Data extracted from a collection

-*-

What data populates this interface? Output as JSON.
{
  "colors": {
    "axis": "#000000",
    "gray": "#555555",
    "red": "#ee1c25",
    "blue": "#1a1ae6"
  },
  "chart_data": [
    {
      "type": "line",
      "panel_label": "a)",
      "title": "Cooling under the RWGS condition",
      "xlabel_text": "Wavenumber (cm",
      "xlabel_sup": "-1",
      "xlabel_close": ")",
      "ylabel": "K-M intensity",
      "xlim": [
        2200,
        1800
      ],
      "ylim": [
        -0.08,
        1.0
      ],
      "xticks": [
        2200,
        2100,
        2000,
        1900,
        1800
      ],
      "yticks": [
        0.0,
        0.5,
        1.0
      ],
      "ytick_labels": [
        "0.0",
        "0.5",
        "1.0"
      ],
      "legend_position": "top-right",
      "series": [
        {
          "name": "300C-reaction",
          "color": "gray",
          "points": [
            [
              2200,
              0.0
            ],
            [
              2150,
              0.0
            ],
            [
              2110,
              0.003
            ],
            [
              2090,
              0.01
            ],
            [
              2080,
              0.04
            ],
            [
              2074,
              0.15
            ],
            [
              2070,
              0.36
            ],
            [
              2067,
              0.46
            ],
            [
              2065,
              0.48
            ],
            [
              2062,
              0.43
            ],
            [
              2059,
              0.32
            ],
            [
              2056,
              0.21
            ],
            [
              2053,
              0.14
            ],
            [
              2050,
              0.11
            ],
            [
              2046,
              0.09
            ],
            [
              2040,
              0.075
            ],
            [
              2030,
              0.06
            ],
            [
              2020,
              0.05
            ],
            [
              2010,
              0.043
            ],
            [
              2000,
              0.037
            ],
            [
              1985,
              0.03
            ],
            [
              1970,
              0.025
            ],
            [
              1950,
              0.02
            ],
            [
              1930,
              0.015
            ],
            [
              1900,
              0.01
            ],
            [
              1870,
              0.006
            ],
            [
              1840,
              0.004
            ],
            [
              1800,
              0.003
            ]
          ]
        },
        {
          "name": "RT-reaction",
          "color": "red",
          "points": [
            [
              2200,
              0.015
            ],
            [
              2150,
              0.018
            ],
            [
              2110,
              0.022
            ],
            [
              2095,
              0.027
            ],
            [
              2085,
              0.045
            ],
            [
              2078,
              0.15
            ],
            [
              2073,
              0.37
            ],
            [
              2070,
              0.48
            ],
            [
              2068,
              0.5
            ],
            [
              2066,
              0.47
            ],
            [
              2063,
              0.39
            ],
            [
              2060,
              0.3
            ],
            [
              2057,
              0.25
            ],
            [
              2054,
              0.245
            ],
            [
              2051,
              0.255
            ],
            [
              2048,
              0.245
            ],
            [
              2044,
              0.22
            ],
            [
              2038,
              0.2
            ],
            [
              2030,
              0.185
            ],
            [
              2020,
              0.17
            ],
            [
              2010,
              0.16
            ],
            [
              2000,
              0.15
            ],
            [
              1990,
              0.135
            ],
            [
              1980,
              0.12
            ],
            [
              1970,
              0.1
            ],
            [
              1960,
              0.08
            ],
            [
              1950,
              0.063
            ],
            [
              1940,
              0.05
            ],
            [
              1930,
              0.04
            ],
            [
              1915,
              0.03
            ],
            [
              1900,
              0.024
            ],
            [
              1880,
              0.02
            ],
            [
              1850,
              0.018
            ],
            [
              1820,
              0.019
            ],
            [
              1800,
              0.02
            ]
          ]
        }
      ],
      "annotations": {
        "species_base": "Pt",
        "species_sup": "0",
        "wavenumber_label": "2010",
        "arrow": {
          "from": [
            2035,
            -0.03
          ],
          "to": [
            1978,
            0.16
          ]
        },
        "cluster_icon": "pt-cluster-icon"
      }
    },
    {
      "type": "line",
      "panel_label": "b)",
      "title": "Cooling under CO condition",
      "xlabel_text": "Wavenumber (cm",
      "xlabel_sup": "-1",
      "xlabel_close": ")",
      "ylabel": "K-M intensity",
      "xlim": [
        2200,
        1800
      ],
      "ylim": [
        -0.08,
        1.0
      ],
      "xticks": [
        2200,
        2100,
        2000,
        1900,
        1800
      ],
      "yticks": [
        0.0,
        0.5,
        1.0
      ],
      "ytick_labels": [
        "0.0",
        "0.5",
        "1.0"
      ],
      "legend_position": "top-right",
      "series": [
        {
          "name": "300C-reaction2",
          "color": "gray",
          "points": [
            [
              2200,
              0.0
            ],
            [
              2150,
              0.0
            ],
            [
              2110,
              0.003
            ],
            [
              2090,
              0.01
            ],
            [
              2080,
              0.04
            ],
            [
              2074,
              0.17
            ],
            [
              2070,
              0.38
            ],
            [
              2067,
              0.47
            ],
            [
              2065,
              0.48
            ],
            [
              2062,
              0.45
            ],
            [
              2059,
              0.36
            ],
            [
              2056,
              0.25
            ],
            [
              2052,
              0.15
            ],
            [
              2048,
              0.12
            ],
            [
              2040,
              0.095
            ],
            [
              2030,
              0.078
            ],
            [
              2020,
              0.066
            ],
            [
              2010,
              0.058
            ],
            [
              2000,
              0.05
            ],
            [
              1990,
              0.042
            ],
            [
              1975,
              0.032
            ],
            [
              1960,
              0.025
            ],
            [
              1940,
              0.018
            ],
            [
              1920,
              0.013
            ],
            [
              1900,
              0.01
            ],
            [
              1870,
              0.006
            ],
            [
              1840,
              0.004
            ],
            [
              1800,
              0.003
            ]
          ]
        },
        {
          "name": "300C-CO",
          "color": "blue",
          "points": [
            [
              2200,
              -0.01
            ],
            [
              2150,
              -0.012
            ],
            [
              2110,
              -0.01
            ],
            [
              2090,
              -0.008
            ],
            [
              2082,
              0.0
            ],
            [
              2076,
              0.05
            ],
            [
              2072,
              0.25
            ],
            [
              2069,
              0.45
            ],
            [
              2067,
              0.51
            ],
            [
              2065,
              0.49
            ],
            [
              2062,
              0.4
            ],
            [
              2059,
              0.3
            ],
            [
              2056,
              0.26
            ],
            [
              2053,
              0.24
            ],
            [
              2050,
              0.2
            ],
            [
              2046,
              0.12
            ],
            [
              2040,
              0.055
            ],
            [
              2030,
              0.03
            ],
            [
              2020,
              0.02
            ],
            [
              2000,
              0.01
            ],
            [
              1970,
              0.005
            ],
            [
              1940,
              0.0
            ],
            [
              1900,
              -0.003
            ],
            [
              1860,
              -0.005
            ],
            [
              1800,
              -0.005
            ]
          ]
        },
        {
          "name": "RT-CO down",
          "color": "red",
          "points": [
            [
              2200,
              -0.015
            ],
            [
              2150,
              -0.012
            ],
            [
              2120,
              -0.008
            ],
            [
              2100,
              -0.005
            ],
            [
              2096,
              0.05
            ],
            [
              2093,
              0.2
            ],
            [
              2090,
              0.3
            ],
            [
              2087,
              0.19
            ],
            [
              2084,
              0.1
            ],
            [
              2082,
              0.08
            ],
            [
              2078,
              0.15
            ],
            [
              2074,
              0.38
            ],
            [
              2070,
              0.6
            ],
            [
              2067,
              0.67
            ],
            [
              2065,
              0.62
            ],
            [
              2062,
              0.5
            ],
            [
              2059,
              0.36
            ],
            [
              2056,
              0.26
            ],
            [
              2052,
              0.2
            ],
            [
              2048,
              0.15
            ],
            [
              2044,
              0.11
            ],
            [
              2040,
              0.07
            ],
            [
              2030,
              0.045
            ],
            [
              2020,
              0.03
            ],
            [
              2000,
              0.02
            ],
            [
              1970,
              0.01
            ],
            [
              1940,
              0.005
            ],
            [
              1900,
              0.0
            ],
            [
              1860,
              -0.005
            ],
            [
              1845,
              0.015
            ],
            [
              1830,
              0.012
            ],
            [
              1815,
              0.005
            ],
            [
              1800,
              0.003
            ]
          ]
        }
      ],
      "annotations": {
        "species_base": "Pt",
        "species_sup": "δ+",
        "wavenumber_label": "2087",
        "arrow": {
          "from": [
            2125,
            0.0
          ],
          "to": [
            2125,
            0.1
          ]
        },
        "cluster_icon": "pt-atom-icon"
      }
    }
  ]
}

-*-

• _What you have to do_: Report how many lines in the listing above include the word "condition". Give nothing but the number.

• _Written answer_: 2